[Short problem] In this exercise, return the whole listing exactly, excluding any images.

[Data records]
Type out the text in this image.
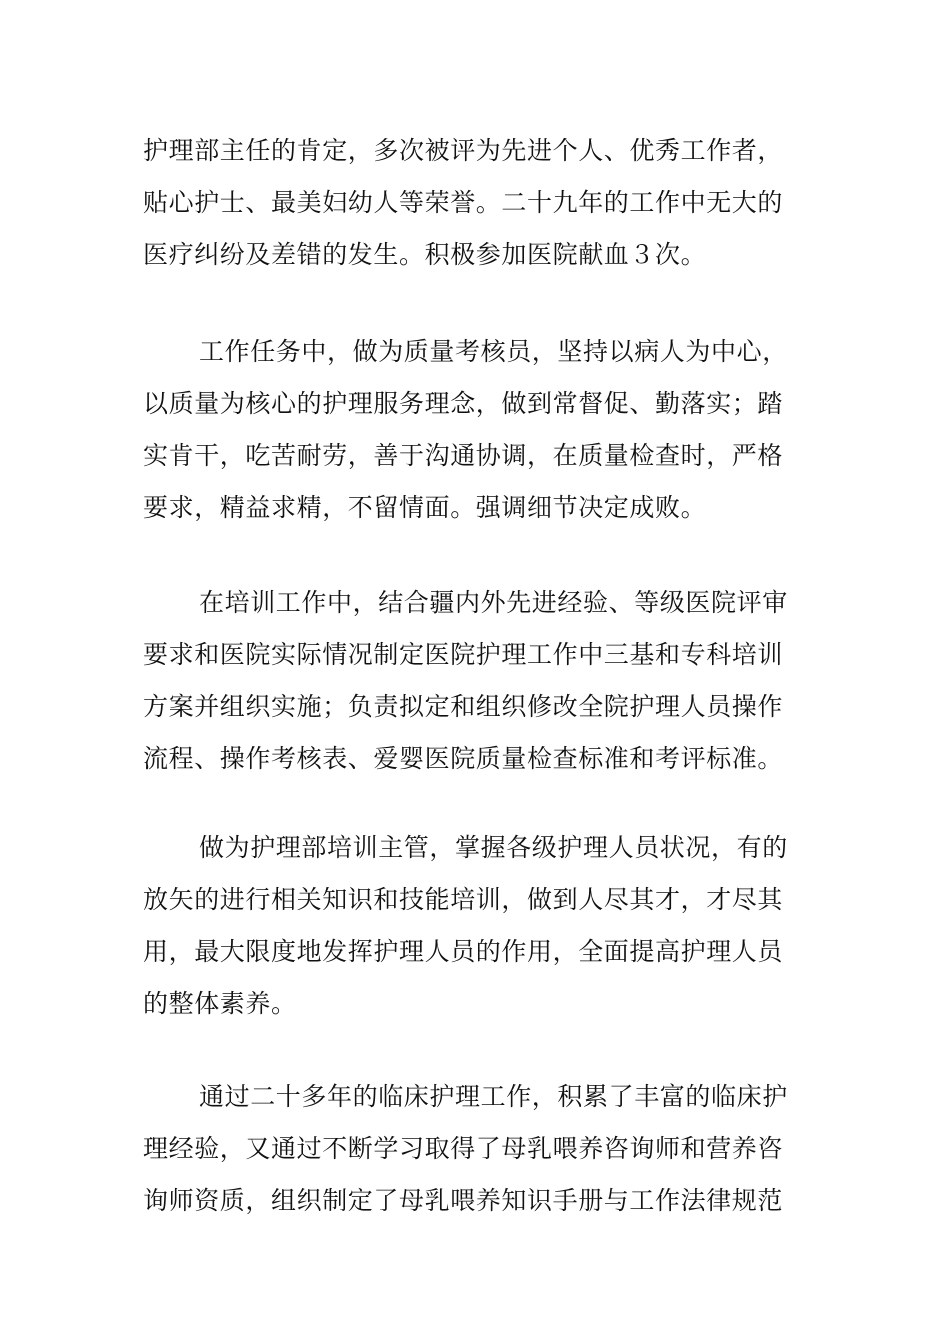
护理部主任的肯定，多次被评为先进个人、优秀工作者，
贴心护士、最美妇幼人等荣誉。二十九年的工作中无大的
医疗纠纷及差错的发生。积极参加医院献血３次。
工作任务中，做为质量考核员，坚持以病人为中心，
以质量为核心的护理服务理念，做到常督促、勤落实；踏
实肯干，吃苦耐劳，善于沟通协调，在质量检查时，严格
要求，精益求精，不留情面。强调细节决定成败。
在培训工作中，结合疆内外先进经验、等级医院评审
要求和医院实际情况制定医院护理工作中三基和专科培训
方案并组织实施；负责拟定和组织修改全院护理人员操作
流程、操作考核表、爱婴医院质量检查标准和考评标准。
做为护理部培训主管，掌握各级护理人员状况，有的
放矢的进行相关知识和技能培训，做到人尽其才，才尽其
用，最大限度地发挥护理人员的作用，全面提高护理人员
的整体素养。
通过二十多年的临床护理工作，积累了丰富的临床护
理经验，又通过不断学习取得了母乳喂养咨询师和营养咨
询师资质，组织制定了母乳喂养知识手册与工作法律规范
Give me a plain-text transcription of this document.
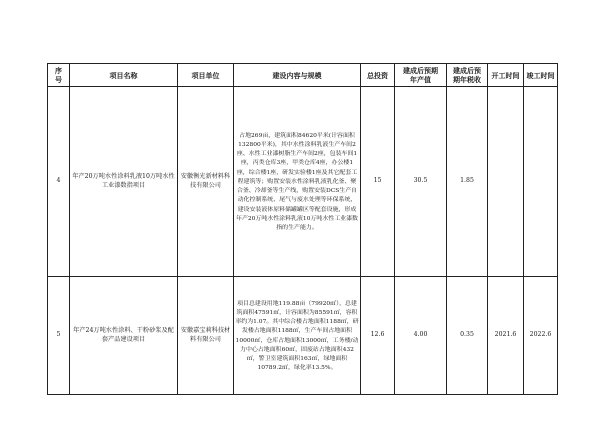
序号	项目名称	项目单位	建设内容与规模	总投资	建成后预期年产值	建成后预期年税收	开工时间	竣工时间
4	年产20万吨水性涂料乳液10万吨水性工业漆数指项目	安徽衡光新材料科技有限公司	占地269亩，建筑面积84620平米(计容面积132800平米)，其中水性涂料乳液生产车间2座、水性工业漆树脂生产车间2座，包装车间1座，丙类仓库3座，甲类仓库4座，办公楼1座，综合楼1座，研发实验楼1座及其它配套工程建筑等；购置安装水性涂料乳液乳化釜、聚合釜、冷却釜等生产线，购置安装DCS生产自动化控制系统、尾气与废水处理等环保系统，建设安装液体原料储罐罐区等配套设施，形成年产20万吨水性涂料乳液10万吨水性工业漆数指的生产能力。	15	30.5	1.85		
5	年产24万吨水性涂料、干粉砂浆及配套产品建设项目	安徽嘉宝莉科技材料有限公司	项目总建设用地119.88亩（79920㎡），总建筑面积47591㎡，计容面积为85591㎡，容积率约为1.07。其中综合楼占地面积1188㎡，研发楼占地面积1188㎡，生产车间占地面积10000㎡，仓库占地面积13000㎡，工务楼/动力中心占地面积60㎡，固废站占地面积432㎡，警卫室建筑面积163㎡，绿地面积10789.2㎡，绿化率13.5%。	12.6	4.00	0.35	2021.6	2022.6
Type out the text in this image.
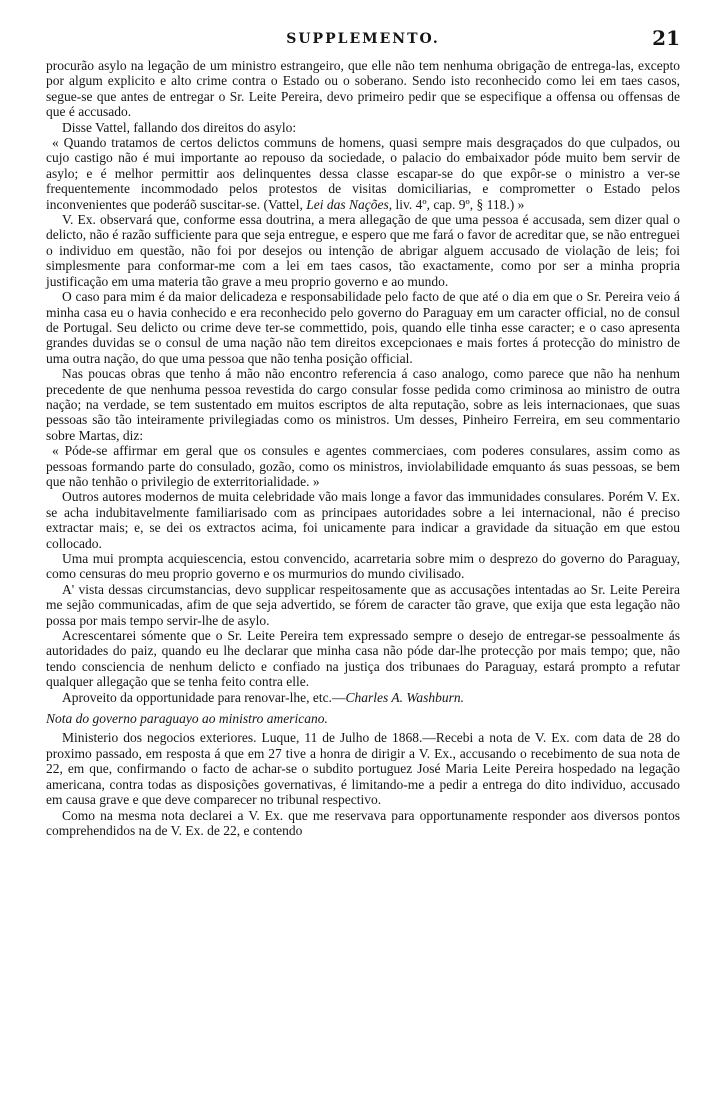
SUPPLEMENTO.	21

procurão asylo na legação de um ministro estrangeiro, que elle não tem nenhuma obrigação de entrega-las, excepto por algum explicito e alto crime contra o Estado ou o soberano. Sendo isto reconhecido como lei em taes casos, segue-se que antes de entregar o Sr. Leite Pereira, devo primeiro pedir que se especifique a offensa ou offensas de que é accusado.

Disse Vattel, fallando dos direitos do asylo:

« Quando tratamos de certos delictos communs de homens, quasi sempre mais desgraçados do que culpados, ou cujo castigo não é mui importante ao repouso da sociedade, o palacio do embaixador póde muito bem servir de asylo; e é melhor permittir aos delinquentes dessa classe escapar-se do que expôr-se o ministro a ver-se frequentemente incommodado pelos protestos de visitas domiciliarias, e comprometter o Estado pelos inconvenientes que poderáõ suscitar-se. (Vattel, Lei das Nações, liv. 4º, cap. 9º, § 118.) »

V. Ex. observará que, conforme essa doutrina, a mera allegação de que uma pessoa é accusada, sem dizer qual o delicto, não é razão sufficiente para que seja entregue, e espero que me fará o favor de acreditar que, se não entreguei o individuo em questão, não foi por desejos ou intenção de abrigar alguem accusado de violação de leis; foi simplesmente para conformar-me com a lei em taes casos, tão exactamente, como por ser a minha propria justificação em uma materia tão grave a meu proprio governo e ao mundo.

O caso para mim é da maior delicadeza e responsabilidade pelo facto de que até o dia em que o Sr. Pereira veio á minha casa eu o havia conhecido e era reconhecido pelo governo do Paraguay em um caracter official, no de consul de Portugal. Seu delicto ou crime deve ter-se commettido, pois, quando elle tinha esse caracter; e o caso apresenta grandes duvidas se o consul de uma nação não tem direitos excepcionaes e mais fortes á protecção do ministro de uma outra nação, do que uma pessoa que não tenha posição official.

Nas poucas obras que tenho á mão não encontro referencia á caso analogo, como parece que não ha nenhum precedente de que nenhuma pessoa revestida do cargo consular fosse pedida como criminosa ao ministro de outra nação; na verdade, se tem sustentado em muitos escriptos de alta reputação, sobre as leis internacionaes, que suas pessoas são tão inteiramente privilegiadas como os ministros. Um desses, Pinheiro Ferreira, em seu commentario sobre Martas, diz:

« Póde-se affirmar em geral que os consules e agentes commerciaes, com poderes consulares, assim como as pessoas formando parte do consulado, gozão, como os ministros, inviolabilidade emquanto ás suas pessoas, se bem que não tenhão o privilegio de exterritorialidade. »

Outros autores modernos de muita celebridade vão mais longe a favor das immunidades consulares. Porém V. Ex. se acha indubitavelmente familiarisado com as principaes autoridades sobre a lei internacional, não é preciso extractar mais; e, se dei os extractos acima, foi unicamente para indicar a gravidade da situação em que estou collocado.

Uma mui prompta acquiescencia, estou convencido, acarretaria sobre mim o desprezo do governo do Paraguay, como censuras do meu proprio governo e os murmurios do mundo civilisado.

A' vista dessas circumstancias, devo supplicar respeitosamente que as accusações intentadas ao Sr. Leite Pereira me sejão communicadas, afim de que seja advertido, se fórem de caracter tão grave, que exija que esta legação não possa por mais tempo servir-lhe de asylo.

Acrescentarei sómente que o Sr. Leite Pereira tem expressado sempre o desejo de entregar-se pessoalmente ás autoridades do paiz, quando eu lhe declarar que minha casa não póde dar-lhe protecção por mais tempo; que, não tendo consciencia de nenhum delicto e confiado na justiça dos tribunaes do Paraguay, estará prompto a refutar qualquer allegação que se tenha feito contra elle.

Aproveito da opportunidade para renovar-lhe, etc.—Charles A. Washburn.

Nota do governo paraguayo ao ministro americano.

Ministerio dos negocios exteriores. Luque, 11 de Julho de 1868.—Recebi a nota de V. Ex. com data de 28 do proximo passado, em resposta á que em 27 tive a honra de dirigir a V. Ex., accusando o recebimento de sua nota de 22, em que, confirmando o facto de achar-se o subdito portuguez José Maria Leite Pereira hospedado na legação americana, contra todas as disposições governativas, é limitando-me a pedir a entrega do dito individuo, accusado em causa grave e que deve comparecer no tribunal respectivo.

Como na mesma nota declarei a V. Ex. que me reservava para opportunamente responder aos diversos pontos comprehendidos na de V. Ex. de 22, e contendo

[Expected answer]
Type out the text in this image.
护理部主任的肯定，多次被评为先进个人、优秀工作者，
贴心护士、最美妇幼人等荣誉。二十九年的工作中无大的
医疗纠纷及差错的发生。积极参加医院献血３次。
工作任务中，做为质量考核员，坚持以病人为中心，
以质量为核心的护理服务理念，做到常督促、勤落实；踏
实肯干，吃苦耐劳，善于沟通协调，在质量检查时，严格
要求，精益求精，不留情面。强调细节决定成败。
在培训工作中，结合疆内外先进经验、等级医院评审
要求和医院实际情况制定医院护理工作中三基和专科培训
方案并组织实施；负责拟定和组织修改全院护理人员操作
流程、操作考核表、爱婴医院质量检查标准和考评标准。
做为护理部培训主管，掌握各级护理人员状况，有的
放矢的进行相关知识和技能培训，做到人尽其才，才尽其
用，最大限度地发挥护理人员的作用，全面提高护理人员
的整体素养。
通过二十多年的临床护理工作，积累了丰富的临床护
理经验，又通过不断学习取得了母乳喂养咨询师和营养咨
询师资质，组织制定了母乳喂养知识手册与工作法律规范
Give me a plain-text transcription of this document.
序号	项目名称	项目单位	建设内容与规模	总投资	建成后预期年产值	建成后预期年税收	开工时间	竣工时间
4	年产20万吨水性涂料乳液10万吨水性工业漆数指项目	安徽衡光新材料科技有限公司	占地269亩，建筑面积84620平米(计容面积132800平米)，其中水性涂料乳液生产车间2座、水性工业漆树脂生产车间2座，包装车间1座，丙类仓库3座，甲类仓库4座，办公楼1座，综合楼1座，研发实验楼1座及其它配套工程建筑等；购置安装水性涂料乳液乳化釜、聚合釜、冷却釜等生产线，购置安装DCS生产自动化控制系统、尾气与废水处理等环保系统，建设安装液体原料储罐罐区等配套设施，形成年产20万吨水性涂料乳液10万吨水性工业漆数指的生产能力。	15	30.5	1.85		
5	年产24万吨水性涂料、干粉砂浆及配套产品建设项目	安徽嘉宝莉科技材料有限公司	项目总建设用地119.88亩（79920㎡），总建筑面积47591㎡，计容面积为85591㎡，容积率约为1.07。其中综合楼占地面积1188㎡，研发楼占地面积1188㎡，生产车间占地面积10000㎡，仓库占地面积13000㎡，工务楼/动力中心占地面积60㎡，固废站占地面积432㎡，警卫室建筑面积163㎡，绿地面积10789.2㎡，绿化率13.5%。	12.6	4.00	0.35	2021.6	2022.6
Type out the text in this image.
SUPPLEMENTO.	21

procurão asylo na legação de um ministro estrangeiro, que elle não tem nenhuma obrigação de entrega-las, excepto por algum explicito e alto crime contra o Estado ou o soberano. Sendo isto reconhecido como lei em taes casos, segue-se que antes de entregar o Sr. Leite Pereira, devo primeiro pedir que se especifique a offensa ou offensas de que é accusado.

Disse Vattel, fallando dos direitos do asylo:

« Quando tratamos de certos delictos communs de homens, quasi sempre mais desgraçados do que culpados, ou cujo castigo não é mui importante ao repouso da sociedade, o palacio do embaixador póde muito bem servir de asylo; e é melhor permittir aos delinquentes dessa classe escapar-se do que expôr-se o ministro a ver-se frequentemente incommodado pelos protestos de visitas domiciliarias, e comprometter o Estado pelos inconvenientes que poderáõ suscitar-se. (Vattel, Lei das Nações, liv. 4º, cap. 9º, § 118.) »

V. Ex. observará que, conforme essa doutrina, a mera allegação de que uma pessoa é accusada, sem dizer qual o delicto, não é razão sufficiente para que seja entregue, e espero que me fará o favor de acreditar que, se não entreguei o individuo em questão, não foi por desejos ou intenção de abrigar alguem accusado de violação de leis; foi simplesmente para conformar-me com a lei em taes casos, tão exactamente, como por ser a minha propria justificação em uma materia tão grave a meu proprio governo e ao mundo.

O caso para mim é da maior delicadeza e responsabilidade pelo facto de que até o dia em que o Sr. Pereira veio á minha casa eu o havia conhecido e era reconhecido pelo governo do Paraguay em um caracter official, no de consul de Portugal. Seu delicto ou crime deve ter-se commettido, pois, quando elle tinha esse caracter; e o caso apresenta grandes duvidas se o consul de uma nação não tem direitos excepcionaes e mais fortes á protecção do ministro de uma outra nação, do que uma pessoa que não tenha posição official.

Nas poucas obras que tenho á mão não encontro referencia á caso analogo, como parece que não ha nenhum precedente de que nenhuma pessoa revestida do cargo consular fosse pedida como criminosa ao ministro de outra nação; na verdade, se tem sustentado em muitos escriptos de alta reputação, sobre as leis internacionaes, que suas pessoas são tão inteiramente privilegiadas como os ministros. Um desses, Pinheiro Ferreira, em seu commentario sobre Martas, diz:

« Póde-se affirmar em geral que os consules e agentes commerciaes, com poderes consulares, assim como as pessoas formando parte do consulado, gozão, como os ministros, inviolabilidade emquanto ás suas pessoas, se bem que não tenhão o privilegio de exterritorialidade. »

Outros autores modernos de muita celebridade vão mais longe a favor das immunidades consulares. Porém V. Ex. se acha indubitavelmente familiarisado com as principaes autoridades sobre a lei internacional, não é preciso extractar mais; e, se dei os extractos acima, foi unicamente para indicar a gravidade da situação em que estou collocado.

Uma mui prompta acquiescencia, estou convencido, acarretaria sobre mim o desprezo do governo do Paraguay, como censuras do meu proprio governo e os murmurios do mundo civilisado.

A' vista dessas circumstancias, devo supplicar respeitosamente que as accusações intentadas ao Sr. Leite Pereira me sejão communicadas, afim de que seja advertido, se fórem de caracter tão grave, que exija que esta legação não possa por mais tempo servir-lhe de asylo.

Acrescentarei sómente que o Sr. Leite Pereira tem expressado sempre o desejo de entregar-se pessoalmente ás autoridades do paiz, quando eu lhe declarar que minha casa não póde dar-lhe protecção por mais tempo; que, não tendo consciencia de nenhum delicto e confiado na justiça dos tribunaes do Paraguay, estará prompto a refutar qualquer allegação que se tenha feito contra elle.

Aproveito da opportunidade para renovar-lhe, etc.—Charles A. Washburn.

Nota do governo paraguayo ao ministro americano.

Ministerio dos negocios exteriores. Luque, 11 de Julho de 1868.—Recebi a nota de V. Ex. com data de 28 do proximo passado, em resposta á que em 27 tive a honra de dirigir a V. Ex., accusando o recebimento de sua nota de 22, em que, confirmando o facto de achar-se o subdito portuguez José Maria Leite Pereira hospedado na legação americana, contra todas as disposições governativas, é limitando-me a pedir a entrega do dito individuo, accusado em causa grave e que deve comparecer no tribunal respectivo.

Como na mesma nota declarei a V. Ex. que me reservava para opportunamente responder aos diversos pontos comprehendidos na de V. Ex. de 22, e contendo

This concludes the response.